> PROBLEM REQUIREMENTS: Copy out the entries below in full and exactly.

§

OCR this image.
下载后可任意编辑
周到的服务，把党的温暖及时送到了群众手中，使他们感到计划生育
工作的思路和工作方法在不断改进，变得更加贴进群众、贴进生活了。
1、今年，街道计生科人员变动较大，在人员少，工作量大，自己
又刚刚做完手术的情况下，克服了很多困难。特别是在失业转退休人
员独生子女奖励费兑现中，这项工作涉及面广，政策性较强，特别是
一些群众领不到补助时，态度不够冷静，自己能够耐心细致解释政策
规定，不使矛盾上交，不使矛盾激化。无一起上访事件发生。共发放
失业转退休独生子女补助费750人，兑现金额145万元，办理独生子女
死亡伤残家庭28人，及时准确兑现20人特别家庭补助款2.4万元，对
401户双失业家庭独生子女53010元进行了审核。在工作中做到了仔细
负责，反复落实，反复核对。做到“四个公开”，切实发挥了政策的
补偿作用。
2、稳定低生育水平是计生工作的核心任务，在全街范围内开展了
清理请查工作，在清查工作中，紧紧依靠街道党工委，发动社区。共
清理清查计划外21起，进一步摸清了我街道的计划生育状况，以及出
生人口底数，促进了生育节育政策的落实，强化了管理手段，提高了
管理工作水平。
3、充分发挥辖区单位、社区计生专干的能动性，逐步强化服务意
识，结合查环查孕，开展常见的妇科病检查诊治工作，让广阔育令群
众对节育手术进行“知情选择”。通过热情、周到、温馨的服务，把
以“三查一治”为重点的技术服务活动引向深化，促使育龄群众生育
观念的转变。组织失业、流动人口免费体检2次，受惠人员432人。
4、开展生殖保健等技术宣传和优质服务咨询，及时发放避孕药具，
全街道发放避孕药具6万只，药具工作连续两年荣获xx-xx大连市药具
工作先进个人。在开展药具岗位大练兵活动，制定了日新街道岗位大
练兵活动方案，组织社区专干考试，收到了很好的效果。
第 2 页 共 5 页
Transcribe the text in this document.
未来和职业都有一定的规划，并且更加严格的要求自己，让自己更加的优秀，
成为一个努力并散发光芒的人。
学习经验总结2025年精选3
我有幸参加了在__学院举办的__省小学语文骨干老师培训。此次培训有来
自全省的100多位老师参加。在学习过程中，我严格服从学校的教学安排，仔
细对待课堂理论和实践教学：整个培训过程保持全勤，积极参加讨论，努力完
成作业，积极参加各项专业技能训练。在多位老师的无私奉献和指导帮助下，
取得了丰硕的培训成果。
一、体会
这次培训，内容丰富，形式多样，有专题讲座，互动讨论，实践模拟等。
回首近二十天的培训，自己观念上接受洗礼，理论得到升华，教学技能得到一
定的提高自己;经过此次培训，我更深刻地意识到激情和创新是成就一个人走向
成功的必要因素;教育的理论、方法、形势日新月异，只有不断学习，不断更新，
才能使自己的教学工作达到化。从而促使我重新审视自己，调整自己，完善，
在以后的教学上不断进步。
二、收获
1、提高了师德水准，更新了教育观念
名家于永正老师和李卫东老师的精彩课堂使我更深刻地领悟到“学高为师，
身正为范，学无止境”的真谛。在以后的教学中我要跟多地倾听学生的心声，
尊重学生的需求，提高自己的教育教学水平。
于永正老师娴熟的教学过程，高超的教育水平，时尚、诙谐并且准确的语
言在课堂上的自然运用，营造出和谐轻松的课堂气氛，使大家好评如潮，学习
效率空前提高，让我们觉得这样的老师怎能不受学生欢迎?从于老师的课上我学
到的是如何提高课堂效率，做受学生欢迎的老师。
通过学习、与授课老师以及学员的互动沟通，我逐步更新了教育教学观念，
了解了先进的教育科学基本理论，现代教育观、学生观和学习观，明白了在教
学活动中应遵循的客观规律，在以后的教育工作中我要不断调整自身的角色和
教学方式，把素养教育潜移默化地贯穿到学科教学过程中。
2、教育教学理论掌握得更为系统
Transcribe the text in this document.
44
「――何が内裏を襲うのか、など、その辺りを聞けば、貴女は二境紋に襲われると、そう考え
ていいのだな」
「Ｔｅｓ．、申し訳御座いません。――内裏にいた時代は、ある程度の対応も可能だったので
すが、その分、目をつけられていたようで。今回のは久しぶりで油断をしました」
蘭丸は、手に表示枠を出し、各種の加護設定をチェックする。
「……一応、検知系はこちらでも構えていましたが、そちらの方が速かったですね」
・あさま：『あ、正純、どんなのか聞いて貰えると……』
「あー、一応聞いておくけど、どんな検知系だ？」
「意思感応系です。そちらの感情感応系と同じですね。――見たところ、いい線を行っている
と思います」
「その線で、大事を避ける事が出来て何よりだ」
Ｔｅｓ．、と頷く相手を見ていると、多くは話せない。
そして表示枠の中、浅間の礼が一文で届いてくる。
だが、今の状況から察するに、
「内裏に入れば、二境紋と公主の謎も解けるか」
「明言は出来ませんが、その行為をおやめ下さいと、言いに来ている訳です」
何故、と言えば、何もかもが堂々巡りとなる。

§

> OUTPUT OF THE TASK:
OCR this image.
下载后可任意编辑
周到的服务，把党的温暖及时送到了群众手中，使他们感到计划生育
工作的思路和工作方法在不断改进，变得更加贴进群众、贴进生活了。
1、今年，街道计生科人员变动较大，在人员少，工作量大，自己
又刚刚做完手术的情况下，克服了很多困难。特别是在失业转退休人
员独生子女奖励费兑现中，这项工作涉及面广，政策性较强，特别是
一些群众领不到补助时，态度不够冷静，自己能够耐心细致解释政策
规定，不使矛盾上交，不使矛盾激化。无一起上访事件发生。共发放
失业转退休独生子女补助费750人，兑现金额145万元，办理独生子女
死亡伤残家庭28人，及时准确兑现20人特别家庭补助款2.4万元，对
401户双失业家庭独生子女53010元进行了审核。在工作中做到了仔细
负责，反复落实，反复核对。做到“四个公开”，切实发挥了政策的
补偿作用。
2、稳定低生育水平是计生工作的核心任务，在全街范围内开展了
清理请查工作，在清查工作中，紧紧依靠街道党工委，发动社区。共
清理清查计划外21起，进一步摸清了我街道的计划生育状况，以及出
生人口底数，促进了生育节育政策的落实，强化了管理手段，提高了
管理工作水平。
3、充分发挥辖区单位、社区计生专干的能动性，逐步强化服务意
识，结合查环查孕，开展常见的妇科病检查诊治工作，让广阔育令群
众对节育手术进行“知情选择”。通过热情、周到、温馨的服务，把
以“三查一治”为重点的技术服务活动引向深化，促使育龄群众生育
观念的转变。组织失业、流动人口免费体检2次，受惠人员432人。
4、开展生殖保健等技术宣传和优质服务咨询，及时发放避孕药具，
全街道发放避孕药具6万只，药具工作连续两年荣获xx-xx大连市药具
工作先进个人。在开展药具岗位大练兵活动，制定了日新街道岗位大
练兵活动方案，组织社区专干考试，收到了很好的效果。
第 2 页 共 5 页
Transcribe the text in this document.
未来和职业都有一定的规划，并且更加严格的要求自己，让自己更加的优秀，
成为一个努力并散发光芒的人。
学习经验总结2025年精选3
我有幸参加了在__学院举办的__省小学语文骨干老师培训。此次培训有来
自全省的100多位老师参加。在学习过程中，我严格服从学校的教学安排，仔
细对待课堂理论和实践教学：整个培训过程保持全勤，积极参加讨论，努力完
成作业，积极参加各项专业技能训练。在多位老师的无私奉献和指导帮助下，
取得了丰硕的培训成果。
一、体会
这次培训，内容丰富，形式多样，有专题讲座，互动讨论，实践模拟等。
回首近二十天的培训，自己观念上接受洗礼，理论得到升华，教学技能得到一
定的提高自己;经过此次培训，我更深刻地意识到激情和创新是成就一个人走向
成功的必要因素;教育的理论、方法、形势日新月异，只有不断学习，不断更新，
才能使自己的教学工作达到化。从而促使我重新审视自己，调整自己，完善，
在以后的教学上不断进步。
二、收获
1、提高了师德水准，更新了教育观念
名家于永正老师和李卫东老师的精彩课堂使我更深刻地领悟到“学高为师，
身正为范，学无止境”的真谛。在以后的教学中我要跟多地倾听学生的心声，
尊重学生的需求，提高自己的教育教学水平。
于永正老师娴熟的教学过程，高超的教育水平，时尚、诙谐并且准确的语
言在课堂上的自然运用，营造出和谐轻松的课堂气氛，使大家好评如潮，学习
效率空前提高，让我们觉得这样的老师怎能不受学生欢迎?从于老师的课上我学
到的是如何提高课堂效率，做受学生欢迎的老师。
通过学习、与授课老师以及学员的互动沟通，我逐步更新了教育教学观念，
了解了先进的教育科学基本理论，现代教育观、学生观和学习观，明白了在教
学活动中应遵循的客观规律，在以后的教育工作中我要不断调整自身的角色和
教学方式，把素养教育潜移默化地贯穿到学科教学过程中。
2、教育教学理论掌握得更为系统
Transcribe the text in this document.
44
「――何が内裏を襲うのか、など、その辺りを聞けば、貴女は二境紋に襲われると、そう考え
ていいのだな」
「Ｔｅｓ．、申し訳御座いません。――内裏にいた時代は、ある程度の対応も可能だったので
すが、その分、目をつけられていたようで。今回のは久しぶりで油断をしました」
蘭丸は、手に表示枠を出し、各種の加護設定をチェックする。
「……一応、検知系はこちらでも構えていましたが、そちらの方が速かったですね」
・あさま：『あ、正純、どんなのか聞いて貰えると……』
「あー、一応聞いておくけど、どんな検知系だ？」
「意思感応系です。そちらの感情感応系と同じですね。――見たところ、いい線を行っている
と思います」
「その線で、大事を避ける事が出来て何よりだ」
Ｔｅｓ．、と頷く相手を見ていると、多くは話せない。
そして表示枠の中、浅間の礼が一文で届いてくる。
だが、今の状況から察するに、
「内裏に入れば、二境紋と公主の謎も解けるか」
「明言は出来ませんが、その行為をおやめ下さいと、言いに来ている訳です」
何故、と言えば、何もかもが堂々巡りとなる。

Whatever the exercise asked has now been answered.